# Stated exercise:
Only the lines from the line holding "Give me a plain-text" through the final line of the entries below are to be returned, exactly as they stand.

Data records

>>>>>

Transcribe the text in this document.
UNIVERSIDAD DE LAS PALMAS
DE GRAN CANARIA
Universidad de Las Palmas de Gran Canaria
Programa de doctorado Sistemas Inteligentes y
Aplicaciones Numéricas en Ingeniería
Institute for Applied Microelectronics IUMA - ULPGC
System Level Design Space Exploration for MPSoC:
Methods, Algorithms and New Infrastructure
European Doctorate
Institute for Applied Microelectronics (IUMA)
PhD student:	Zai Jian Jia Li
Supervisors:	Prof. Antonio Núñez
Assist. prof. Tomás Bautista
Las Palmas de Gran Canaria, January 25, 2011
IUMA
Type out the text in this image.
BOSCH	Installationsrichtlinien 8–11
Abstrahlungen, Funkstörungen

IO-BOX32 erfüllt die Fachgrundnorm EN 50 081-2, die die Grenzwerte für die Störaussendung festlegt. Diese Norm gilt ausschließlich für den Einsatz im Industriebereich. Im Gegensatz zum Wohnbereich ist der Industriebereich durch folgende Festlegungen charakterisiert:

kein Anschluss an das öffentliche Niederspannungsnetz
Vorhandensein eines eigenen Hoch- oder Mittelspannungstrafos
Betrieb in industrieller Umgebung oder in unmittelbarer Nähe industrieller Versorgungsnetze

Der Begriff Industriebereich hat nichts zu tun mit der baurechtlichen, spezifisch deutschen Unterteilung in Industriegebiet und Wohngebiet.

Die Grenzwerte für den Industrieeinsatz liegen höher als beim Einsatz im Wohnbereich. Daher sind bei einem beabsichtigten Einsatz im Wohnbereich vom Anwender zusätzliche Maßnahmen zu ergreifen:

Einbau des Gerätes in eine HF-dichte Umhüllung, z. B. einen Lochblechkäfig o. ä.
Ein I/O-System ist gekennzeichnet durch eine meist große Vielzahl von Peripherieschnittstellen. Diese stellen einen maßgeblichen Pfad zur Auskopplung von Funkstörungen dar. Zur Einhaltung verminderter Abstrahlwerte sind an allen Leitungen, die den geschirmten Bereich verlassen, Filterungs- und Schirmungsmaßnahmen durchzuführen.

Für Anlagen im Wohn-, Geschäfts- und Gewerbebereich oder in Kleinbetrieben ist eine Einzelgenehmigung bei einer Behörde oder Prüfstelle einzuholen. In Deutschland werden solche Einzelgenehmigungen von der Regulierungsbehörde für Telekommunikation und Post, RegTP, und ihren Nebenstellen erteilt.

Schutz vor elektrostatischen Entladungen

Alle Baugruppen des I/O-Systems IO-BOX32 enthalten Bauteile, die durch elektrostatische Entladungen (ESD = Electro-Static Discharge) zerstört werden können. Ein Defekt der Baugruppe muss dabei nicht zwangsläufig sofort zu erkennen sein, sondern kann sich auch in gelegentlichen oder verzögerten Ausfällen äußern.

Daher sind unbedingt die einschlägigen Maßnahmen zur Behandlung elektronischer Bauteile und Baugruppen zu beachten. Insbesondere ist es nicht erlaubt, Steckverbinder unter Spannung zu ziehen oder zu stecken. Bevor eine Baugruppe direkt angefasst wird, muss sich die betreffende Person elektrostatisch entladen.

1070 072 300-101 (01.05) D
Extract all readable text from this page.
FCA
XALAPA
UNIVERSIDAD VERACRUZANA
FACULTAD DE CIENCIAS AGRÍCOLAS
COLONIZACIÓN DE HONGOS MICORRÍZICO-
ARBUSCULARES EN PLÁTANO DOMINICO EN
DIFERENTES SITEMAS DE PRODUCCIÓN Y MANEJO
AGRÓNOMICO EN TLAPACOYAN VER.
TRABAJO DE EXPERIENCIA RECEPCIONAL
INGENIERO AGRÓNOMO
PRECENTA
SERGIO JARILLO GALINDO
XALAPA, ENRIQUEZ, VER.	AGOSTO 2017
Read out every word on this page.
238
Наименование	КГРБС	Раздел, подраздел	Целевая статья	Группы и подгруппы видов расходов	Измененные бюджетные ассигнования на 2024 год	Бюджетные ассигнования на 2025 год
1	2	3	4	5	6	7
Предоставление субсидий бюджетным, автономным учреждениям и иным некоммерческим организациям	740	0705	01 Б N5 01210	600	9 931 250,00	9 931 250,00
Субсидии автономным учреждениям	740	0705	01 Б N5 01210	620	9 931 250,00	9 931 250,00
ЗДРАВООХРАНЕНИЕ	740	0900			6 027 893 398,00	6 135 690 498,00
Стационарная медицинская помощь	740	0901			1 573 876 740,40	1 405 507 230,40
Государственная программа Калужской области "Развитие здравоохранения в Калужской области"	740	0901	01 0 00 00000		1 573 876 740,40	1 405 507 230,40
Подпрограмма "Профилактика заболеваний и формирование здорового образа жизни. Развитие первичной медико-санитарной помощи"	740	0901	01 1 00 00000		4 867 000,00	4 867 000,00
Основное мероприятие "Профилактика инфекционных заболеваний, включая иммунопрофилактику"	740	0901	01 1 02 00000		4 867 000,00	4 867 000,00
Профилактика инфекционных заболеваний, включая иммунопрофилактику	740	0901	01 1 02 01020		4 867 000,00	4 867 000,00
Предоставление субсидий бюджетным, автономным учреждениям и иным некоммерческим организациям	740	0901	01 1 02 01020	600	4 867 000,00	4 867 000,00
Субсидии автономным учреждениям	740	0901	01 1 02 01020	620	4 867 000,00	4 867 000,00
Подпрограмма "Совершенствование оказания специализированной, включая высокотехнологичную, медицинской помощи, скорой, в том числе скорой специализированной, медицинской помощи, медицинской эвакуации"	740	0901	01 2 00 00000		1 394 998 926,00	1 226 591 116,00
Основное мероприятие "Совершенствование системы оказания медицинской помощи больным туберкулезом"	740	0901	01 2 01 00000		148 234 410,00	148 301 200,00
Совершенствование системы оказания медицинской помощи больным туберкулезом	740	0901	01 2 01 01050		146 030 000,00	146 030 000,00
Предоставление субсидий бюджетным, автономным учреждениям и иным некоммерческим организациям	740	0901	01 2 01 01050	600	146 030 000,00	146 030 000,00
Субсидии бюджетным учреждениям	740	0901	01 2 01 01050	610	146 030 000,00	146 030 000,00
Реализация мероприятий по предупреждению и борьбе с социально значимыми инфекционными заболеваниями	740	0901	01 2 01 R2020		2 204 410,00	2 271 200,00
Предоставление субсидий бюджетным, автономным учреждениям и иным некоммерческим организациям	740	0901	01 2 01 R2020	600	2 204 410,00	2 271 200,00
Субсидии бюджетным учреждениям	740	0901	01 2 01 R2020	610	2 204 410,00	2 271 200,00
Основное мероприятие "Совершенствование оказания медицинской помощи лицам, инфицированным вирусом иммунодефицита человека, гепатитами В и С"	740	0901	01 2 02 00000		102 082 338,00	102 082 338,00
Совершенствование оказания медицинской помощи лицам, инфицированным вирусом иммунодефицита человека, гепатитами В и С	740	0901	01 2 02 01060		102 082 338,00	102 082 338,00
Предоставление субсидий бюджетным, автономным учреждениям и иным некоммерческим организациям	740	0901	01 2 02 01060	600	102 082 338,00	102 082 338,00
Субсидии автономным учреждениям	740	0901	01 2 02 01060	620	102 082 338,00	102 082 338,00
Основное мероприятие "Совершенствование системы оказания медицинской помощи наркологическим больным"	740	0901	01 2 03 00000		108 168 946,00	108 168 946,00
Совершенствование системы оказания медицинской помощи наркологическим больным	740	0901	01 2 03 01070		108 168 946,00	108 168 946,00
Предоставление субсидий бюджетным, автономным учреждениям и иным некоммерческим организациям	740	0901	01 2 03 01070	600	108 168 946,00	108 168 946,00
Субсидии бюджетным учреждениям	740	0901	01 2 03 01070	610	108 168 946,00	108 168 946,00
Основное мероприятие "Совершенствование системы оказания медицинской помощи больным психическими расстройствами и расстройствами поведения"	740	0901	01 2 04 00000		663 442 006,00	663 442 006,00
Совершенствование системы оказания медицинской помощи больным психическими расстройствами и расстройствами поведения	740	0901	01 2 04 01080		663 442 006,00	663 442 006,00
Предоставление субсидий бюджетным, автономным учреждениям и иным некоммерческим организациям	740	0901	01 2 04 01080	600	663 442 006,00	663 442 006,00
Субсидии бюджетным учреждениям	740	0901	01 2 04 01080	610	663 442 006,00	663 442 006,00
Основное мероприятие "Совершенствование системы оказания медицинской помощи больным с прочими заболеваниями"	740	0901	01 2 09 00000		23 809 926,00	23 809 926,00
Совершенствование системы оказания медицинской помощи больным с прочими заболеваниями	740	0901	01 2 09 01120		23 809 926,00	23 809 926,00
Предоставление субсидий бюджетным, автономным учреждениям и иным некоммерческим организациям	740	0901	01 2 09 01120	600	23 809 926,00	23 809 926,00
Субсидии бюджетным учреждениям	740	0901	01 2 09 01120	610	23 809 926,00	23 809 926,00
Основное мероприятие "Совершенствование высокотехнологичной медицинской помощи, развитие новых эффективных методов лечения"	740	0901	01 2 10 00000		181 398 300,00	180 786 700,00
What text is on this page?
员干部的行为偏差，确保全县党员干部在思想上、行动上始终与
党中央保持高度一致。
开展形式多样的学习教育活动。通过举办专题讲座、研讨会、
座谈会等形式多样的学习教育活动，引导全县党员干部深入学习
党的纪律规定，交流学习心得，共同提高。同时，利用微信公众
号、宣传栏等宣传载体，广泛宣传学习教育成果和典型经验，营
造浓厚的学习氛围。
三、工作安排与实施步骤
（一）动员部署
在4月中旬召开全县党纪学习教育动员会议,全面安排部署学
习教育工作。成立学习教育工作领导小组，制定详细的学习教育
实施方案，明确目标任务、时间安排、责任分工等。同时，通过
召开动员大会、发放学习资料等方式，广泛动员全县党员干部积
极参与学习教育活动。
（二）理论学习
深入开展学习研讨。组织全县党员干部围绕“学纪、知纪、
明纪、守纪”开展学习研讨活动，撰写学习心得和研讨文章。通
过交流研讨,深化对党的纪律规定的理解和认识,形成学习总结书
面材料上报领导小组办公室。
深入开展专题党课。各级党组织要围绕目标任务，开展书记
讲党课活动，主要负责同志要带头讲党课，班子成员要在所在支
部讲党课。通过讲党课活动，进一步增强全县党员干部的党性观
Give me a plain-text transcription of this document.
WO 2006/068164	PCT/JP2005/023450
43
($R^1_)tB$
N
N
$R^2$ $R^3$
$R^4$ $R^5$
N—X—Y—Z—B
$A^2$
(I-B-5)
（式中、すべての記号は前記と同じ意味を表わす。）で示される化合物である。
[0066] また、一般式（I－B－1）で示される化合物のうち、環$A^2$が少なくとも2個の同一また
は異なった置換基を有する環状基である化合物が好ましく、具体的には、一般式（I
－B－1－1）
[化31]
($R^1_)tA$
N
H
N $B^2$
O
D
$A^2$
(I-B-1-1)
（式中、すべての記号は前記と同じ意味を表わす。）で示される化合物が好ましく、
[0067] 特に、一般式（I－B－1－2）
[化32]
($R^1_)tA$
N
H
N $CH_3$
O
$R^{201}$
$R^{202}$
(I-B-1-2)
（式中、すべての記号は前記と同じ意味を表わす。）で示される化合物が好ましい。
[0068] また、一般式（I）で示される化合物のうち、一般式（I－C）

<<<<<

# Expected output:
Give me a plain-text transcription of this document.
WO 2006/068164	PCT/JP2005/023450
43
($R^1_)tB$
N
N
$R^2$ $R^3$
$R^4$ $R^5$
N—X—Y—Z—B
$A^2$
(I-B-5)
（式中、すべての記号は前記と同じ意味を表わす。）で示される化合物である。
[0066] また、一般式（I－B－1）で示される化合物のうち、環$A^2$が少なくとも2個の同一また
は異なった置換基を有する環状基である化合物が好ましく、具体的には、一般式（I
－B－1－1）
[化31]
($R^1_)tA$
N
H
N $B^2$
O
D
$A^2$
(I-B-1-1)
（式中、すべての記号は前記と同じ意味を表わす。）で示される化合物が好ましく、
[0067] 特に、一般式（I－B－1－2）
[化32]
($R^1_)tA$
N
H
N $CH_3$
O
$R^{201}$
$R^{202}$
(I-B-1-2)
（式中、すべての記号は前記と同じ意味を表わす。）で示される化合物が好ましい。
[0068] また、一般式（I）で示される化合物のうち、一般式（I－C）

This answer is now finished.